YOUR OBJECTIVE: Count how many lines of the data include "Demand". The answer is that number and nothing else.

MATERIAL FOR THIS EXERCISE:

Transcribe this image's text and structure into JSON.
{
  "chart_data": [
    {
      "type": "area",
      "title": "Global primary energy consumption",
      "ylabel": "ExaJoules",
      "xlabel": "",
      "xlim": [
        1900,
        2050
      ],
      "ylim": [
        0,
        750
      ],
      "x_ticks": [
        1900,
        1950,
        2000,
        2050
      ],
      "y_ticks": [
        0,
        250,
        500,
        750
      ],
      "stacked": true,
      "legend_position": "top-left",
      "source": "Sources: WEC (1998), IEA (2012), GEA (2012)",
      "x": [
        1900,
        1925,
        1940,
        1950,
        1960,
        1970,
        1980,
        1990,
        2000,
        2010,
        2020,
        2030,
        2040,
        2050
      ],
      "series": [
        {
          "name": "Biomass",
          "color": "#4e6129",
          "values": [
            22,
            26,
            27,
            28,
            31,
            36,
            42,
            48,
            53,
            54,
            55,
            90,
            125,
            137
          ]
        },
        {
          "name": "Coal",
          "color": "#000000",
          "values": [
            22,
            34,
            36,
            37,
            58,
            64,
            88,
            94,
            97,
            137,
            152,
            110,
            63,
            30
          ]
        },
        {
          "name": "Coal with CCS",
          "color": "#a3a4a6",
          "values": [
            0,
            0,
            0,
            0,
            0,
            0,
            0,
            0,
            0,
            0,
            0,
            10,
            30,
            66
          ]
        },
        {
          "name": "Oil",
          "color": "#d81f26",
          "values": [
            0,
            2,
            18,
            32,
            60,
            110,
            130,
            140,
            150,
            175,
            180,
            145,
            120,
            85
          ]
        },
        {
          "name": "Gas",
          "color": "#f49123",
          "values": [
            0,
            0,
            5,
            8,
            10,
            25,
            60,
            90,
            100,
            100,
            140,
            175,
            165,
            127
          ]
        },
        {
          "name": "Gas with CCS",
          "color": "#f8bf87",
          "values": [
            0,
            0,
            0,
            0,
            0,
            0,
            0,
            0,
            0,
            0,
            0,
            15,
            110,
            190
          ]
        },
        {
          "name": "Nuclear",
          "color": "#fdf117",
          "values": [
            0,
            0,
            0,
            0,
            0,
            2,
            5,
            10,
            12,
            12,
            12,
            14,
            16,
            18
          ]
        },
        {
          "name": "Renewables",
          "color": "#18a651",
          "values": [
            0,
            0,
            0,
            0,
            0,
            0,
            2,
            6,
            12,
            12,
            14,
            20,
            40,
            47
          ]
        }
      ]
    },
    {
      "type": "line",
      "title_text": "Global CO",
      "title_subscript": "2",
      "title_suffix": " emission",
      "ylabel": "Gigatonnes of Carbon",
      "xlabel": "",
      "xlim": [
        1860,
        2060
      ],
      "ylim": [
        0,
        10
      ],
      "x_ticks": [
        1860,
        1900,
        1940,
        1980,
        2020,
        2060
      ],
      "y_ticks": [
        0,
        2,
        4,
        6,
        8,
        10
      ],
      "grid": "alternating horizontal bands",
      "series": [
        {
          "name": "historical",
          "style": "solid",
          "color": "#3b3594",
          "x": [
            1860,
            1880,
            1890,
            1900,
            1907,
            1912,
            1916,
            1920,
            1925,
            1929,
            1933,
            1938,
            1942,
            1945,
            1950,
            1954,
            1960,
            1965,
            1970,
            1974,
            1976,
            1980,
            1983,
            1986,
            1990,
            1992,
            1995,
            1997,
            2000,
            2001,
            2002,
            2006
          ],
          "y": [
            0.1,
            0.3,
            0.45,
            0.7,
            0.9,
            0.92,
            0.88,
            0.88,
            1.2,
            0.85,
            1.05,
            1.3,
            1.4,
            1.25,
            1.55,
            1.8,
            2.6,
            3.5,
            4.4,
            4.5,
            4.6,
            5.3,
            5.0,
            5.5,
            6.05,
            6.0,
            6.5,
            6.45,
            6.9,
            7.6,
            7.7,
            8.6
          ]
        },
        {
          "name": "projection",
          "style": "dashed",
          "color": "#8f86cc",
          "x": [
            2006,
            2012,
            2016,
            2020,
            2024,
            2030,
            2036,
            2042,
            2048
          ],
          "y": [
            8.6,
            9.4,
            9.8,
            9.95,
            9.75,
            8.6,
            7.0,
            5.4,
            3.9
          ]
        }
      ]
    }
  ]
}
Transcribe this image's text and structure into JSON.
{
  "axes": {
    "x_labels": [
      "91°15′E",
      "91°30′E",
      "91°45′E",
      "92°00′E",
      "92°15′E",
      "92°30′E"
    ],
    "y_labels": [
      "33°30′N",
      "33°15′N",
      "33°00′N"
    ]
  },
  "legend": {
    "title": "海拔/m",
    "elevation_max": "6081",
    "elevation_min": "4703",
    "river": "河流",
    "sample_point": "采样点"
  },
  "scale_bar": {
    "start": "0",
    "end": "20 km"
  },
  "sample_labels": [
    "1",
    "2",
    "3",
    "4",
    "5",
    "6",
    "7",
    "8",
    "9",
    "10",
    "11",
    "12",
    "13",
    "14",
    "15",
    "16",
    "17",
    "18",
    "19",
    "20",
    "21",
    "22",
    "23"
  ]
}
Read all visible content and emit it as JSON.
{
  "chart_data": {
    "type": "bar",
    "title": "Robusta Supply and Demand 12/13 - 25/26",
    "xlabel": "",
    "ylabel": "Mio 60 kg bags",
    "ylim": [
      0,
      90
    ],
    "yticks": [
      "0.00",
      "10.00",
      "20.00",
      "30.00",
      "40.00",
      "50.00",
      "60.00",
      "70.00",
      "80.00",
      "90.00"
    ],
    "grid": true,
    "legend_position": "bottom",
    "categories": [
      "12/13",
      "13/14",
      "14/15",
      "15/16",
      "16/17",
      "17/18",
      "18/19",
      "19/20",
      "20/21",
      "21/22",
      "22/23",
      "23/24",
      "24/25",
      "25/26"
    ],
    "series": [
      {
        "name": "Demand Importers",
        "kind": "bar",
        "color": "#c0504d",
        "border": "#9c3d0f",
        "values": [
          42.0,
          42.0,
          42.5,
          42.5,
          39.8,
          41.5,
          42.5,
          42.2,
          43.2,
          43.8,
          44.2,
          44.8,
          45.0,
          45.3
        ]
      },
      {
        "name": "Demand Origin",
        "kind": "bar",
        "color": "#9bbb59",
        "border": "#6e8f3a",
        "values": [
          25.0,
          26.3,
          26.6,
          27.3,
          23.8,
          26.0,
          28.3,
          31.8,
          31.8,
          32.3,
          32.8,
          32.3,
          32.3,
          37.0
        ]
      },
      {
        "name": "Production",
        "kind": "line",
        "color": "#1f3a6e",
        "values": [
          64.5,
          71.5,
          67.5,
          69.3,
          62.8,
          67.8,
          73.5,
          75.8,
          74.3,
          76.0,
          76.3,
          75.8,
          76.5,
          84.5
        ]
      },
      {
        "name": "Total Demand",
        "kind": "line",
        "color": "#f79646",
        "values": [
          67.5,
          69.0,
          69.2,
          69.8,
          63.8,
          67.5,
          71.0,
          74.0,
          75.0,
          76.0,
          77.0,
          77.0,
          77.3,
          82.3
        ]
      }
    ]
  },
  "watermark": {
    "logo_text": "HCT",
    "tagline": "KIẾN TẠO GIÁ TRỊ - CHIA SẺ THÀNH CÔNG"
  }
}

TASK OUTPUT: 4